◆ **WRITTEN TASK**
The complete listing should be restated exactly.

-- BEGIN DATASET EXTRACT --

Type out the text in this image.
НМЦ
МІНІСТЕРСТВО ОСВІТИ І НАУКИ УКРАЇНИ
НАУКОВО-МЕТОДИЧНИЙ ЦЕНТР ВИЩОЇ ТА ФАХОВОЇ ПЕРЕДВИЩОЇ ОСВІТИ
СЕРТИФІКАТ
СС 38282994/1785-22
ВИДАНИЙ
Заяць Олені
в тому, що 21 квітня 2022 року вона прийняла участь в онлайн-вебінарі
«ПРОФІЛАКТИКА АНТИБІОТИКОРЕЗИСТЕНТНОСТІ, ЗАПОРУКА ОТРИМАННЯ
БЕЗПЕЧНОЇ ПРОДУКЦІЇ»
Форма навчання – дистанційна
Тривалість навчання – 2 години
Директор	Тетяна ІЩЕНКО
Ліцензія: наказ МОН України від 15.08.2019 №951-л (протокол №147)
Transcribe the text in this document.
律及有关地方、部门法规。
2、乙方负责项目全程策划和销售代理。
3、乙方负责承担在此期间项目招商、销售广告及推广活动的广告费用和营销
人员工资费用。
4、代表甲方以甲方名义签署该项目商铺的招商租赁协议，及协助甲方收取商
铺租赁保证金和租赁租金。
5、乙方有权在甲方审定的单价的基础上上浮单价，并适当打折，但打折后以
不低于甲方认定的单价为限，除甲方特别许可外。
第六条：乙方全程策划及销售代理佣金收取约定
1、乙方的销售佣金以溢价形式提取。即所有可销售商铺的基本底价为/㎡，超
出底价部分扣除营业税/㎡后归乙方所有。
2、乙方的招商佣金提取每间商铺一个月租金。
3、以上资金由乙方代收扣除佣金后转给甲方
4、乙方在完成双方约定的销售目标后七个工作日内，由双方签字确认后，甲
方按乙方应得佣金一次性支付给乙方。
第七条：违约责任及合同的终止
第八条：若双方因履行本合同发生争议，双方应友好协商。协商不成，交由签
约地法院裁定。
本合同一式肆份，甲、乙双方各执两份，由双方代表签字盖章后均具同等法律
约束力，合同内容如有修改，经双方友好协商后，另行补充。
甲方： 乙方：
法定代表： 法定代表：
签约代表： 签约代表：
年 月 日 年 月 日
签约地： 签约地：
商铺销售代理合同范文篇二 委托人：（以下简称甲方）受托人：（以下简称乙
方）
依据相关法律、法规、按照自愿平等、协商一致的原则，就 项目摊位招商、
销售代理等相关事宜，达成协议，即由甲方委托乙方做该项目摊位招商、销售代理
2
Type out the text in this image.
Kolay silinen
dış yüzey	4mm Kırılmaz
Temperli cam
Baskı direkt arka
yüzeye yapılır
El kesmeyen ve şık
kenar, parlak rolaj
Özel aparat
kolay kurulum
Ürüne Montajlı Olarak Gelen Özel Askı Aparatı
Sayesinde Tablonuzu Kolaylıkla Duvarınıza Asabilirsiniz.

-- END DATASET EXTRACT --

◆ **FULL ANSWER**
Type out the text in this image.
НМЦ
МІНІСТЕРСТВО ОСВІТИ І НАУКИ УКРАЇНИ
НАУКОВО-МЕТОДИЧНИЙ ЦЕНТР ВИЩОЇ ТА ФАХОВОЇ ПЕРЕДВИЩОЇ ОСВІТИ
СЕРТИФІКАТ
СС 38282994/1785-22
ВИДАНИЙ
Заяць Олені
в тому, що 21 квітня 2022 року вона прийняла участь в онлайн-вебінарі
«ПРОФІЛАКТИКА АНТИБІОТИКОРЕЗИСТЕНТНОСТІ, ЗАПОРУКА ОТРИМАННЯ
БЕЗПЕЧНОЇ ПРОДУКЦІЇ»
Форма навчання – дистанційна
Тривалість навчання – 2 години
Директор	Тетяна ІЩЕНКО
Ліцензія: наказ МОН України від 15.08.2019 №951-л (протокол №147)
Transcribe the text in this document.
律及有关地方、部门法规。
2、乙方负责项目全程策划和销售代理。
3、乙方负责承担在此期间项目招商、销售广告及推广活动的广告费用和营销
人员工资费用。
4、代表甲方以甲方名义签署该项目商铺的招商租赁协议，及协助甲方收取商
铺租赁保证金和租赁租金。
5、乙方有权在甲方审定的单价的基础上上浮单价，并适当打折，但打折后以
不低于甲方认定的单价为限，除甲方特别许可外。
第六条：乙方全程策划及销售代理佣金收取约定
1、乙方的销售佣金以溢价形式提取。即所有可销售商铺的基本底价为/㎡，超
出底价部分扣除营业税/㎡后归乙方所有。
2、乙方的招商佣金提取每间商铺一个月租金。
3、以上资金由乙方代收扣除佣金后转给甲方
4、乙方在完成双方约定的销售目标后七个工作日内，由双方签字确认后，甲
方按乙方应得佣金一次性支付给乙方。
第七条：违约责任及合同的终止
第八条：若双方因履行本合同发生争议，双方应友好协商。协商不成，交由签
约地法院裁定。
本合同一式肆份，甲、乙双方各执两份，由双方代表签字盖章后均具同等法律
约束力，合同内容如有修改，经双方友好协商后，另行补充。
甲方： 乙方：
法定代表： 法定代表：
签约代表： 签约代表：
年 月 日 年 月 日
签约地： 签约地：
商铺销售代理合同范文篇二 委托人：（以下简称甲方）受托人：（以下简称乙
方）
依据相关法律、法规、按照自愿平等、协商一致的原则，就 项目摊位招商、
销售代理等相关事宜，达成协议，即由甲方委托乙方做该项目摊位招商、销售代理
2
Type out the text in this image.
Kolay silinen
dış yüzey	4mm Kırılmaz
Temperli cam
Baskı direkt arka
yüzeye yapılır
El kesmeyen ve şık
kenar, parlak rolaj
Özel aparat
kolay kurulum
Ürüne Montajlı Olarak Gelen Özel Askı Aparatı
Sayesinde Tablonuzu Kolaylıkla Duvarınıza Asabilirsiniz.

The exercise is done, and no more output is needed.